▶ [WHAT THE EXERCISE ASKS] Copy each line of the entries beneath that contains the word "type".
[BEGIN]
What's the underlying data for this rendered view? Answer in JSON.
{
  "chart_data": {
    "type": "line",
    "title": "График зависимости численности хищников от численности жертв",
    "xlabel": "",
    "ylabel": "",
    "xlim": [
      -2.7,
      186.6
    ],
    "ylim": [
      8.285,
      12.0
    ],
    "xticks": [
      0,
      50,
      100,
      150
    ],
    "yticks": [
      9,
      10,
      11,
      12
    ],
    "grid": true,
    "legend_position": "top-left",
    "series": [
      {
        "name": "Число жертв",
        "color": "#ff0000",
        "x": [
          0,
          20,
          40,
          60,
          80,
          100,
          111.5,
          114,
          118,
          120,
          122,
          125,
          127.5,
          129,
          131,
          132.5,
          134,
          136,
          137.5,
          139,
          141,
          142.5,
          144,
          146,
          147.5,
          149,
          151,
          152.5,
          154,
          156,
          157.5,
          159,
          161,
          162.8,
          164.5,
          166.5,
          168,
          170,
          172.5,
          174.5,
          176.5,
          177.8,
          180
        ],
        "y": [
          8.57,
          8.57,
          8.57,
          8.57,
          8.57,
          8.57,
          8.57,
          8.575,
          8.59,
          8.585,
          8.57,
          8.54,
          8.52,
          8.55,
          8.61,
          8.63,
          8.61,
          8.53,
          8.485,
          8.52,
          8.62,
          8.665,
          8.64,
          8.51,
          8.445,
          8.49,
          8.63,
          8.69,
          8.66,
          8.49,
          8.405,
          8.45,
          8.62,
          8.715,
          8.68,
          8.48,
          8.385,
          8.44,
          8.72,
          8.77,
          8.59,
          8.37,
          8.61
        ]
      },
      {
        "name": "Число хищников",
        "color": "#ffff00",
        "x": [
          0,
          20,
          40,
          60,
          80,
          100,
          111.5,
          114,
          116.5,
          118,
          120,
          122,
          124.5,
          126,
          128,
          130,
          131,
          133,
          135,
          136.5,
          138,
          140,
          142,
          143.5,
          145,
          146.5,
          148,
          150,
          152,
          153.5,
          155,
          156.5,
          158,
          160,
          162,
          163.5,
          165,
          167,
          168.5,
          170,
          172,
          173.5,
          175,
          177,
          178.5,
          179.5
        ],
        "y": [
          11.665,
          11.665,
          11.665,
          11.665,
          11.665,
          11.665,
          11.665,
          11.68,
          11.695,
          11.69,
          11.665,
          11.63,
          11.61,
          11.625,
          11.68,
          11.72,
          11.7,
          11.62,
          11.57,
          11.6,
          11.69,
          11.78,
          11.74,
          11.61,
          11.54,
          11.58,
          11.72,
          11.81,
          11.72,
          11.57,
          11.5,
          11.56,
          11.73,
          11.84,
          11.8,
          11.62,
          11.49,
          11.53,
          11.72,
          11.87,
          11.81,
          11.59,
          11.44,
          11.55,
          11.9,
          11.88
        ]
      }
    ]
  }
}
[END]
[BEGIN]
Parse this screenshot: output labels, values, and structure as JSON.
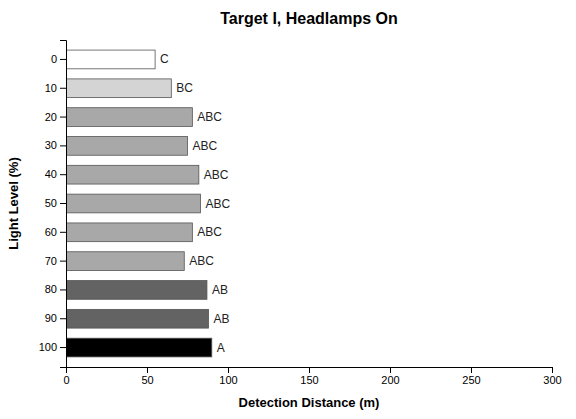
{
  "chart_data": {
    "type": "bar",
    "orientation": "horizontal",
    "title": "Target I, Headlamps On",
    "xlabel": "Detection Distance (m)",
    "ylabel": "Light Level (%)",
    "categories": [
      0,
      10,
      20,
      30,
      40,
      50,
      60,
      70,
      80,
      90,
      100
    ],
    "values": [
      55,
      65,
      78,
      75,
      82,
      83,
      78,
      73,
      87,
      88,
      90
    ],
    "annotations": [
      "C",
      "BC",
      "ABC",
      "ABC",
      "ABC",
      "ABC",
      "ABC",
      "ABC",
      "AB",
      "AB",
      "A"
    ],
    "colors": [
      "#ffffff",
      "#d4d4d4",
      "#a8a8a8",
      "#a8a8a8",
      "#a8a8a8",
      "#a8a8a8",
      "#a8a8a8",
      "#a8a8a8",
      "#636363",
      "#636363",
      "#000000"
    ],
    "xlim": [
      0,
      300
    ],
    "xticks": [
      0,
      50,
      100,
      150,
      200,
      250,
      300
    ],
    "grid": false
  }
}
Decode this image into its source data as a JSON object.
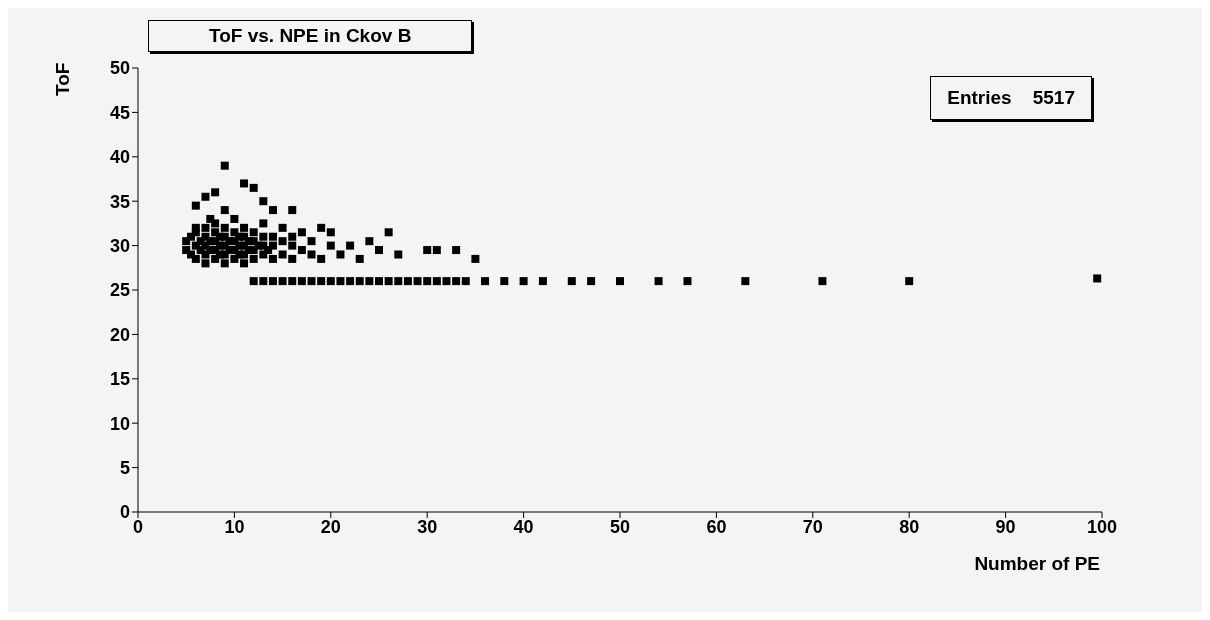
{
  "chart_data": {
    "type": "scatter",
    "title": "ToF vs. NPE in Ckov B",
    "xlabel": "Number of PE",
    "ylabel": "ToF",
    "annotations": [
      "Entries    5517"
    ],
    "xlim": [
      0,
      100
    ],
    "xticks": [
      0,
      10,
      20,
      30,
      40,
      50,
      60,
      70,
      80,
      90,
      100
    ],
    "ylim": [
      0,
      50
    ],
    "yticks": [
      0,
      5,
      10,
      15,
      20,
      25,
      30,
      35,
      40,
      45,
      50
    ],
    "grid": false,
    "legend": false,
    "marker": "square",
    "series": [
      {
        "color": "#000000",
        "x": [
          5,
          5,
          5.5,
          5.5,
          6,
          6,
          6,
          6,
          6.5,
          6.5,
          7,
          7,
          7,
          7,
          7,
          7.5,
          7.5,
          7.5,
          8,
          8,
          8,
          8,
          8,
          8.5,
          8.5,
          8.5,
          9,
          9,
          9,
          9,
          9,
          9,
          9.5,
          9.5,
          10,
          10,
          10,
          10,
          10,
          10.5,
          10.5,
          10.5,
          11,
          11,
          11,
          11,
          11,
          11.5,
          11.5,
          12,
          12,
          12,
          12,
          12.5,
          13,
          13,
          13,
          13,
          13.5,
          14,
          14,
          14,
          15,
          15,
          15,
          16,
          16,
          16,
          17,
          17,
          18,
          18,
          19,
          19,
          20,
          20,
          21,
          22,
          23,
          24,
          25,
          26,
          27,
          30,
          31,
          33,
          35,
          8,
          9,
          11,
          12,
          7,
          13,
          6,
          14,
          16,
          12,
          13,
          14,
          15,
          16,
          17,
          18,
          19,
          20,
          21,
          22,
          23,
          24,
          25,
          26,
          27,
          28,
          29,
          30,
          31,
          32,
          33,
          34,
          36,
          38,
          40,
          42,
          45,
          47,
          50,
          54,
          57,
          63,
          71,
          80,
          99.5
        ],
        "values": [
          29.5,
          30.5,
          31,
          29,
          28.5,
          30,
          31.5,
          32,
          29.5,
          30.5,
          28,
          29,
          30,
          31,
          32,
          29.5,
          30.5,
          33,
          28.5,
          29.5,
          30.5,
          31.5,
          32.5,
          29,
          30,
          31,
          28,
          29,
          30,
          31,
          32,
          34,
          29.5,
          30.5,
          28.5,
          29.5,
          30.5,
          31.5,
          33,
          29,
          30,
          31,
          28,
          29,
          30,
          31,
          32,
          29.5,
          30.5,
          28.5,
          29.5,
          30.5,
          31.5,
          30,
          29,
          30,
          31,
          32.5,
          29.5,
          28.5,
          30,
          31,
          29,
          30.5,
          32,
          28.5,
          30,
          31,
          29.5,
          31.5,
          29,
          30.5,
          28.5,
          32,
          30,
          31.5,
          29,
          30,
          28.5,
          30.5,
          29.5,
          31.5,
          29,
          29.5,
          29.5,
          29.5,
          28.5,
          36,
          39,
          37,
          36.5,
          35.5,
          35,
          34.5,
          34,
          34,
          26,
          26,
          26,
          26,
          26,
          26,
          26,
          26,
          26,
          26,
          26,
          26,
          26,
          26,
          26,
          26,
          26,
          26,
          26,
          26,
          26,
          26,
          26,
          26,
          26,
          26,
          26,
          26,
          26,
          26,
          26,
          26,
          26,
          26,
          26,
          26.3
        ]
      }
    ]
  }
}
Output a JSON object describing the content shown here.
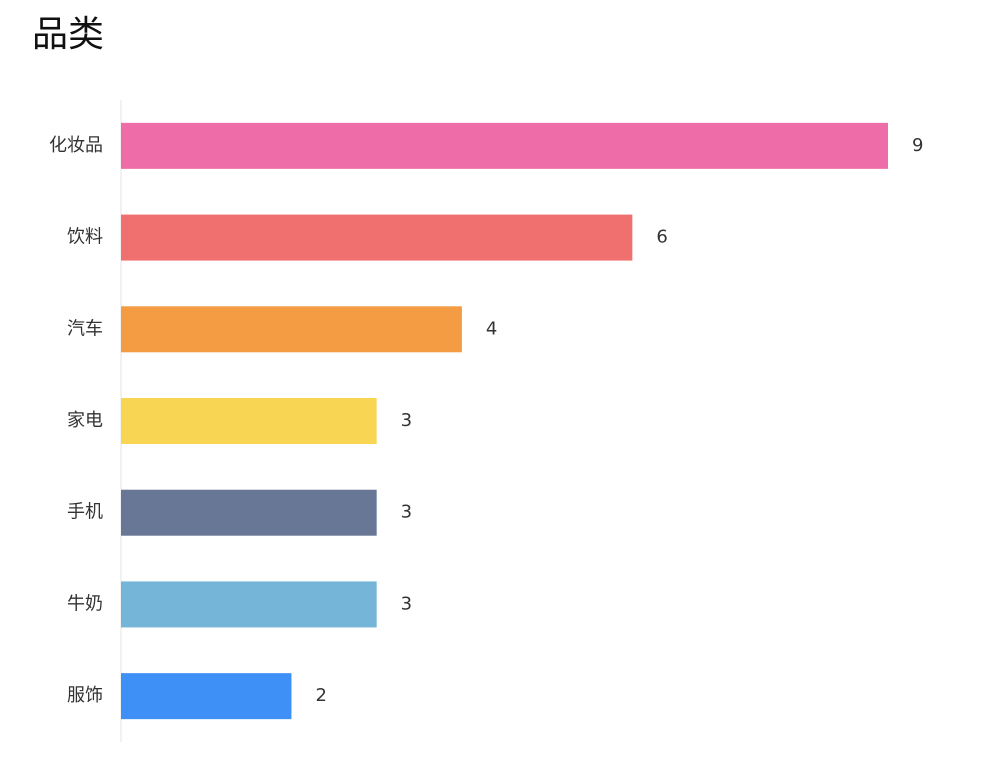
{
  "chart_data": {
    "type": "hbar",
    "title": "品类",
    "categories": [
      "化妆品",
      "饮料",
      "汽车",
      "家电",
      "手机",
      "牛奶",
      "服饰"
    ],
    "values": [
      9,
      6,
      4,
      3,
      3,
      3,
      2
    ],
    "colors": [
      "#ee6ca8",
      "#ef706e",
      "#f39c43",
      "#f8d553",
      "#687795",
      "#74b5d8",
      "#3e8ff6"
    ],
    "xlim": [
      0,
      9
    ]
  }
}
[END]
[BEGIN]
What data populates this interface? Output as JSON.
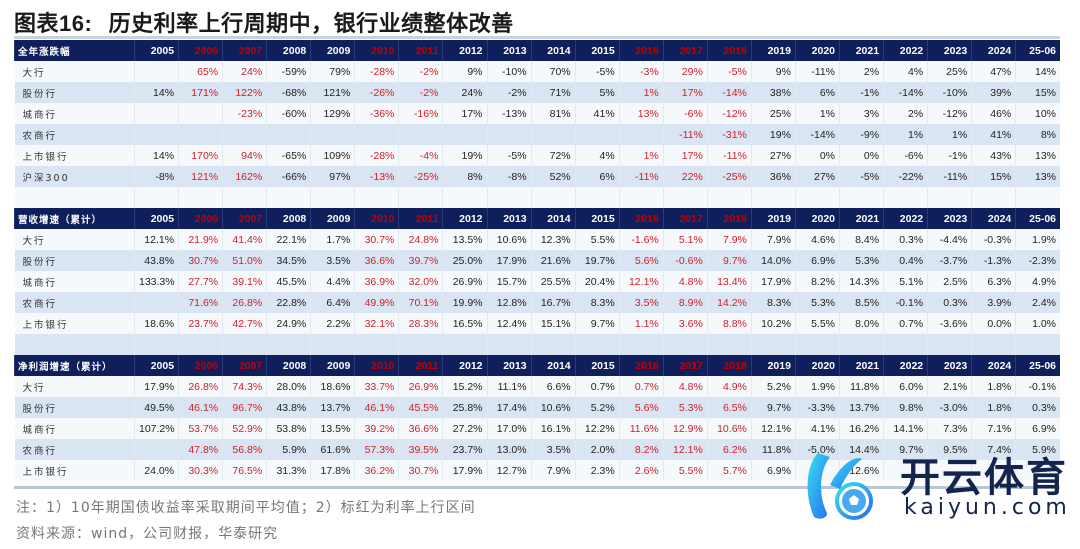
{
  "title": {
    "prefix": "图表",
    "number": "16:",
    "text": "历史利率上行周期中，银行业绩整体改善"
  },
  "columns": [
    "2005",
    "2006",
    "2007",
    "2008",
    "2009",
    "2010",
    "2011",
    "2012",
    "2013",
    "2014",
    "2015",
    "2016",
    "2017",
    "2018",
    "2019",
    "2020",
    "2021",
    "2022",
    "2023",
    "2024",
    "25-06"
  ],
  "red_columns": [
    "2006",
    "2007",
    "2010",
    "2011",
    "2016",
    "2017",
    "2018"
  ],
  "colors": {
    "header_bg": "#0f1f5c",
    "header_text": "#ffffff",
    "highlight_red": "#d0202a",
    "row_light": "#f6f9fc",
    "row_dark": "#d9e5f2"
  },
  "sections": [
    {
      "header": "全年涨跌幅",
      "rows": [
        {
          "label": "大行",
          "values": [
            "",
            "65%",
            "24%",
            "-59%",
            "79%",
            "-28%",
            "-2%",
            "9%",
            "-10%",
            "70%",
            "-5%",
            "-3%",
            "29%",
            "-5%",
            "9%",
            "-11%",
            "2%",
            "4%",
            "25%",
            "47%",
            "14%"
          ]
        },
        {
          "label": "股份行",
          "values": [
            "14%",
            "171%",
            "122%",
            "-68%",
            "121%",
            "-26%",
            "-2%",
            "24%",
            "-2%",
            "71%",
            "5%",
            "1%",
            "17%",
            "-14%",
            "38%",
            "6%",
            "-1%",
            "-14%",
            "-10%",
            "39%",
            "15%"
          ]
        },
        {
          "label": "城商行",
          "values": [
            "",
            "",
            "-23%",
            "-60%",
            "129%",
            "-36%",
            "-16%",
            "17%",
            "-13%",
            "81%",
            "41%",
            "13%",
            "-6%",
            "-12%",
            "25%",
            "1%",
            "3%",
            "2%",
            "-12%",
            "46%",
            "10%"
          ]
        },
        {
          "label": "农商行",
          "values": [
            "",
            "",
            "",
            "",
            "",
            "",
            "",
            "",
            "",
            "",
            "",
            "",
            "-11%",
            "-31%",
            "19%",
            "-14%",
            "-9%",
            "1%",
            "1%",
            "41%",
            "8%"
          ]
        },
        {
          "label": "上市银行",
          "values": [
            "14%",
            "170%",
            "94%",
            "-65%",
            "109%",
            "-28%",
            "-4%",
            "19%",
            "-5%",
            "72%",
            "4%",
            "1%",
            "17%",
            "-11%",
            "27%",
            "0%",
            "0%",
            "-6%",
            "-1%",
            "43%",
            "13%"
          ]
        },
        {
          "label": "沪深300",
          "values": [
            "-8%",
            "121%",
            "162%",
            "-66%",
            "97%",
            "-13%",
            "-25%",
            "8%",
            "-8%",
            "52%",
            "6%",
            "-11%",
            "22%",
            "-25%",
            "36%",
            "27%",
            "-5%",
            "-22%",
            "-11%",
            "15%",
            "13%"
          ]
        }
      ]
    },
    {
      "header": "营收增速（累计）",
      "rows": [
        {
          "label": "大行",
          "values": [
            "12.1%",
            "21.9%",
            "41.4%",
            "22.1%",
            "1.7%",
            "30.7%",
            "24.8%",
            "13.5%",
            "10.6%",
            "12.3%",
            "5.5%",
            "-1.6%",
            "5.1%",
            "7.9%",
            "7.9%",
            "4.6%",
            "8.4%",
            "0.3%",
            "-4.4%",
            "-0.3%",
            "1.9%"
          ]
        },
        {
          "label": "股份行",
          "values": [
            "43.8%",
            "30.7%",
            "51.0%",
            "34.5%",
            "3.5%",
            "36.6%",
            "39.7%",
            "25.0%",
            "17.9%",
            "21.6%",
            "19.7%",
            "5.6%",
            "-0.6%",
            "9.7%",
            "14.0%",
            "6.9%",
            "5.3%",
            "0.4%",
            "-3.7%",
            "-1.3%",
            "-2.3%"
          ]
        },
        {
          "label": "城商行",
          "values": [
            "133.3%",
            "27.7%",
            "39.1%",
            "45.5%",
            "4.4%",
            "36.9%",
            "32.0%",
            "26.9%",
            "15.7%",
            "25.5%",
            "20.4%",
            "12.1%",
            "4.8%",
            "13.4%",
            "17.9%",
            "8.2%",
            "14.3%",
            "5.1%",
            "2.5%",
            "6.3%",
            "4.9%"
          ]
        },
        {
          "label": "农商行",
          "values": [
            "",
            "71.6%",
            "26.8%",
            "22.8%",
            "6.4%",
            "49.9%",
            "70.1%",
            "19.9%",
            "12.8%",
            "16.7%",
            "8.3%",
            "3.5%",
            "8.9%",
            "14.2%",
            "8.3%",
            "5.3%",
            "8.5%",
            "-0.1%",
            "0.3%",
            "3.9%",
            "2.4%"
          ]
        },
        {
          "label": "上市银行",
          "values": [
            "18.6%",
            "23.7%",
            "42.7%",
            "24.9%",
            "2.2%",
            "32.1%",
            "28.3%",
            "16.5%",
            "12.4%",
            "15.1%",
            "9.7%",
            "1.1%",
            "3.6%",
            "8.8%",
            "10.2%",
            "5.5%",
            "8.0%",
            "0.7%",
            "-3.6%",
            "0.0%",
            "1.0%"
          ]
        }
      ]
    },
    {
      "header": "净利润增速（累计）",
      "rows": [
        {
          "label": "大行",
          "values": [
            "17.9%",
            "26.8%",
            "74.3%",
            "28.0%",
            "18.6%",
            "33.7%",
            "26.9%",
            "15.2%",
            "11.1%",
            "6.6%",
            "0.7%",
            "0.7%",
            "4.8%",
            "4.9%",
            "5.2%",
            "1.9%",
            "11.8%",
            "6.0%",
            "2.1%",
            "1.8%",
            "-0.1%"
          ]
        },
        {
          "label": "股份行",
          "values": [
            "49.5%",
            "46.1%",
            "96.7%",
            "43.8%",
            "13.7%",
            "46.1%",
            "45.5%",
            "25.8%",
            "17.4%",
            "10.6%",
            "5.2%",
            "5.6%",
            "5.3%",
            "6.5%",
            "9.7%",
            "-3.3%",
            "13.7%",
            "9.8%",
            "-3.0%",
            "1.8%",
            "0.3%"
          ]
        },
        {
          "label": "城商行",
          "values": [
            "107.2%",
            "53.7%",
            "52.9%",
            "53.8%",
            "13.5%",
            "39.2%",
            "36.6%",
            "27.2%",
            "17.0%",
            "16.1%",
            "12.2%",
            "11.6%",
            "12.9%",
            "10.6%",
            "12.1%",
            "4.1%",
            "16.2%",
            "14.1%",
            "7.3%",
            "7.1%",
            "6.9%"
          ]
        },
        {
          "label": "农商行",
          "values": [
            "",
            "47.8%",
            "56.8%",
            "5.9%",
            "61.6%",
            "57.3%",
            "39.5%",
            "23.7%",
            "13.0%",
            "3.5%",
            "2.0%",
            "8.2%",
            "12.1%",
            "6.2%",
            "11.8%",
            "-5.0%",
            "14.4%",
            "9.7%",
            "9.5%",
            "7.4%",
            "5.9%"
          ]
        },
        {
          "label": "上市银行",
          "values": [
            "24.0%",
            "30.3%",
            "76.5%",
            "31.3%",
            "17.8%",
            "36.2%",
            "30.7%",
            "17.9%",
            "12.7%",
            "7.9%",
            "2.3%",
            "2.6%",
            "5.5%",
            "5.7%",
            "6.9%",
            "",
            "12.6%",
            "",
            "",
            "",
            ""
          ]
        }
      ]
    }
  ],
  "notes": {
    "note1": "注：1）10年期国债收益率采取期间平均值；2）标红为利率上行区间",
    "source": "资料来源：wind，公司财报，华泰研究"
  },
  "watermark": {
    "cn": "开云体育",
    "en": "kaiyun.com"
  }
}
[END]
▶ [ANSWER TO THE TASK]
    "type": "line",
    "type": "bar",
    "type": "scatter",
    "type": "hbar",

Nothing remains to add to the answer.